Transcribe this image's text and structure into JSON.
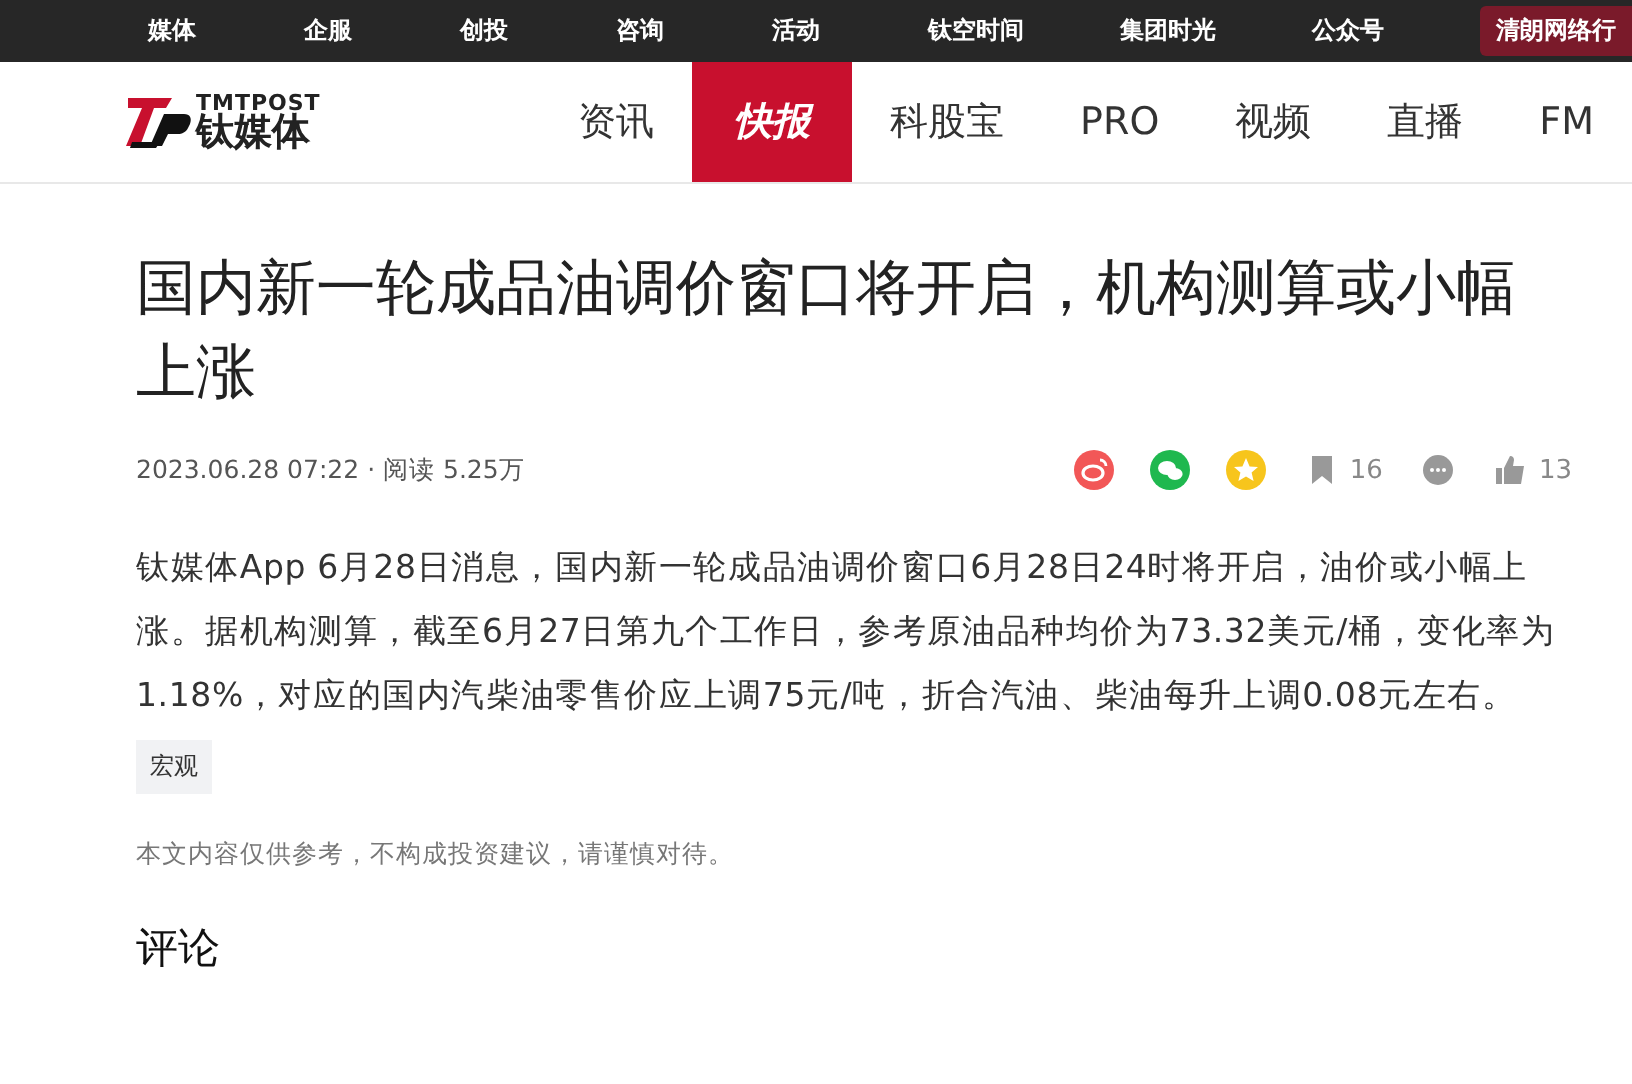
{
  "top_bar": {
    "links": [
      "媒体",
      "企服",
      "创投",
      "咨询",
      "活动",
      "钛空时间",
      "集团时光",
      "公众号"
    ],
    "highlight_button": "清朗网络行"
  },
  "header": {
    "logo": {
      "latin": "TMTPOST",
      "chinese": "钛媒体"
    },
    "nav": [
      {
        "label": "资讯",
        "selected": false
      },
      {
        "label": "快报",
        "selected": true
      },
      {
        "label": "科股宝",
        "selected": false
      },
      {
        "label": "PRO",
        "selected": false
      },
      {
        "label": "视频",
        "selected": false
      },
      {
        "label": "直播",
        "selected": false
      },
      {
        "label": "FM",
        "selected": false
      }
    ]
  },
  "article": {
    "title": "国内新一轮成品油调价窗口将开启，机构测算或小幅上涨",
    "date": "2023.06.28 07:22",
    "separator": "·",
    "reads": "阅读 5.25万",
    "share": [
      {
        "kind": "weibo",
        "color": "#f25757"
      },
      {
        "kind": "wechat",
        "color": "#1fb84f"
      },
      {
        "kind": "star",
        "color": "#f7c51c"
      }
    ],
    "stats": [
      {
        "kind": "bookmark",
        "count": "16"
      },
      {
        "kind": "comment"
      },
      {
        "kind": "like",
        "count": "13"
      }
    ],
    "body": "钛媒体App 6月28日消息，国内新一轮成品油调价窗口6月28日24时将开启，油价或小幅上涨。据机构测算，截至6月27日第九个工作日，参考原油品种均价为73.32美元/桶，变化率为1.18%，对应的国内汽柴油零售价应上调75元/吨，折合汽油、柴油每升上调0.08元左右。",
    "tags": [
      "宏观"
    ],
    "disclaimer": "本文内容仅供参考，不构成投资建议，请谨慎对待。"
  },
  "comments": {
    "heading": "评论"
  }
}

▸ **Exercise brief**: Within the data above, pick out all lines holding the word "kind".

▸ **Result of this task**:
        "kind": "weibo",
        "kind": "wechat",
        "kind": "star",
        "kind": "bookmark",
        "kind": "comment"
        "kind": "like",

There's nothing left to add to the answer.